Convert every line of the records below into a JSON list of strings, one string per line, leaving out blank lines.

* start Entries supplied *

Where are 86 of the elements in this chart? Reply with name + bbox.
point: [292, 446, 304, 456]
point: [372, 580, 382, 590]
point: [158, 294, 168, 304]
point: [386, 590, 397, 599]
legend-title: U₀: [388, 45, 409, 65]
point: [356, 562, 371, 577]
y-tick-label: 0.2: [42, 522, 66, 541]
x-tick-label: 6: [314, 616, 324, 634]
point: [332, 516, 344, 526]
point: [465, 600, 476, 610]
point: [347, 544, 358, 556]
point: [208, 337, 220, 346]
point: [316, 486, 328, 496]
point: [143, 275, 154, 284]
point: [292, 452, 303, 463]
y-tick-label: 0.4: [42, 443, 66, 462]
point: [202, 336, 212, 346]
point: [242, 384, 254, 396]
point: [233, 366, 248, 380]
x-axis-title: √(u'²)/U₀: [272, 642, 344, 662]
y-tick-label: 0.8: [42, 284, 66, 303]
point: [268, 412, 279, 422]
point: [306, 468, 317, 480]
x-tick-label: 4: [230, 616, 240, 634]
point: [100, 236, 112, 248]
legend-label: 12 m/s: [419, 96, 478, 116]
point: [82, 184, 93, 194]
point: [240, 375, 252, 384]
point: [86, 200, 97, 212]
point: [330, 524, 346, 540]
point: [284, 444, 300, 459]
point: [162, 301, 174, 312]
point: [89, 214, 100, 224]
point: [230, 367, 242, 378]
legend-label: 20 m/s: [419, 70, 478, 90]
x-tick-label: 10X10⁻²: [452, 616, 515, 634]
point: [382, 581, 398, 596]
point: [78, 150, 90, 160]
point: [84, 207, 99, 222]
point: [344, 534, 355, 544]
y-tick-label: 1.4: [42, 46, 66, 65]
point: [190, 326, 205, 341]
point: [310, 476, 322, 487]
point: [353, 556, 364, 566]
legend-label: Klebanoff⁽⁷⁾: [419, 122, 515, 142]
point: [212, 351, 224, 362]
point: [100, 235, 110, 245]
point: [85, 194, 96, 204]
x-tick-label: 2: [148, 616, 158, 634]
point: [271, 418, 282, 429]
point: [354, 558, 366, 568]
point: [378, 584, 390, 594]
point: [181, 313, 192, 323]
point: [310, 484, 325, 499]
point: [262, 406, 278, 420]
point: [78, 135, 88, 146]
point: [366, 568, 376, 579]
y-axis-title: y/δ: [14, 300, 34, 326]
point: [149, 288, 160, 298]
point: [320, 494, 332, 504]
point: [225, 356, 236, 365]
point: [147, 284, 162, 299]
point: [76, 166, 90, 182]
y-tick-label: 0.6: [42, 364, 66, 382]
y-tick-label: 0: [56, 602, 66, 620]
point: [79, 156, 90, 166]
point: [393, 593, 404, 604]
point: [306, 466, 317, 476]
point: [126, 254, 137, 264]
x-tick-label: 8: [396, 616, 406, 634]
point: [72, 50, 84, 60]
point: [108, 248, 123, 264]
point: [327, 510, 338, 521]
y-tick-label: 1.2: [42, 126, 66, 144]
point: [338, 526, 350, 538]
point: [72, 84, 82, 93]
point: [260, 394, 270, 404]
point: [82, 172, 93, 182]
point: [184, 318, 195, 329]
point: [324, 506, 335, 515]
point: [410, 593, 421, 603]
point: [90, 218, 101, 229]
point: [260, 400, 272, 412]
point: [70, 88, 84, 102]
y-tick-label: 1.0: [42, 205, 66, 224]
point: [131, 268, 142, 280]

* end Entries supplied *

_Solution for this task_
[
  "Where are 86 of the elements in this chart? Reply with name + bbox.",
  "point: [292, 446, 304, 456]",
  "point: [372, 580, 382, 590]",
  "point: [158, 294, 168, 304]",
  "point: [386, 590, 397, 599]",
  "legend-title: U₀: [388, 45, 409, 65]",
  "point: [356, 562, 371, 577]",
  "y-tick-label: 0.2: [42, 522, 66, 541]",
  "x-tick-label: 6: [314, 616, 324, 634]",
  "point: [332, 516, 344, 526]",
  "point: [465, 600, 476, 610]",
  "point: [347, 544, 358, 556]",
  "point: [208, 337, 220, 346]",
  "point: [316, 486, 328, 496]",
  "point: [143, 275, 154, 284]",
  "point: [292, 452, 303, 463]",
  "y-tick-label: 0.4: [42, 443, 66, 462]",
  "point: [202, 336, 212, 346]",
  "point: [242, 384, 254, 396]",
  "point: [233, 366, 248, 380]",
  "x-axis-title: √(u'²)/U₀: [272, 642, 344, 662]",
  "y-tick-label: 0.8: [42, 284, 66, 303]",
  "point: [268, 412, 279, 422]",
  "point: [306, 468, 317, 480]",
  "x-tick-label: 4: [230, 616, 240, 634]",
  "point: [100, 236, 112, 248]",
  "legend-label: 12 m/s: [419, 96, 478, 116]",
  "point: [82, 184, 93, 194]",
  "point: [240, 375, 252, 384]",
  "point: [86, 200, 97, 212]",
  "point: [330, 524, 346, 540]",
  "point: [284, 444, 300, 459]",
  "point: [162, 301, 174, 312]",
  "point: [89, 214, 100, 224]",
  "point: [230, 367, 242, 378]",
  "legend-label: 20 m/s: [419, 70, 478, 90]",
  "x-tick-label: 10X10⁻²: [452, 616, 515, 634]",
  "point: [382, 581, 398, 596]",
  "point: [78, 150, 90, 160]",
  "point: [84, 207, 99, 222]",
  "point: [344, 534, 355, 544]",
  "y-tick-label: 1.4: [42, 46, 66, 65]",
  "point: [190, 326, 205, 341]",
  "point: [310, 476, 322, 487]",
  "point: [353, 556, 364, 566]",
  "legend-label: Klebanoff⁽⁷⁾: [419, 122, 515, 142]",
  "point: [212, 351, 224, 362]",
  "point: [100, 235, 110, 245]",
  "point: [85, 194, 96, 204]",
  "x-tick-label: 2: [148, 616, 158, 634]",
  "point: [271, 418, 282, 429]",
  "point: [354, 558, 366, 568]",
  "point: [378, 584, 390, 594]",
  "point: [181, 313, 192, 323]",
  "point: [310, 484, 325, 499]",
  "point: [262, 406, 278, 420]",
  "point: [78, 135, 88, 146]",
  "point: [366, 568, 376, 579]",
  "y-axis-title: y/δ: [14, 300, 34, 326]",
  "point: [149, 288, 160, 298]",
  "point: [320, 494, 332, 504]",
  "point: [225, 356, 236, 365]",
  "point: [147, 284, 162, 299]",
  "point: [76, 166, 90, 182]",
  "y-tick-label: 0.6: [42, 364, 66, 382]",
  "y-tick-label: 0: [56, 602, 66, 620]",
  "point: [79, 156, 90, 166]",
  "point: [393, 593, 404, 604]",
  "point: [306, 466, 317, 476]",
  "point: [126, 254, 137, 264]",
  "x-tick-label: 8: [396, 616, 406, 634]",
  "point: [72, 50, 84, 60]",
  "point: [108, 248, 123, 264]",
  "point: [327, 510, 338, 521]",
  "y-tick-label: 1.2: [42, 126, 66, 144]",
  "point: [338, 526, 350, 538]",
  "point: [72, 84, 82, 93]",
  "point: [260, 394, 270, 404]",
  "point: [82, 172, 93, 182]",
  "point: [184, 318, 195, 329]",
  "point: [324, 506, 335, 515]",
  "point: [410, 593, 421, 603]",
  "point: [90, 218, 101, 229]",
  "point: [260, 400, 272, 412]",
  "point: [70, 88, 84, 102]",
  "y-tick-label: 1.0: [42, 205, 66, 224]",
  "point: [131, 268, 142, 280]"
]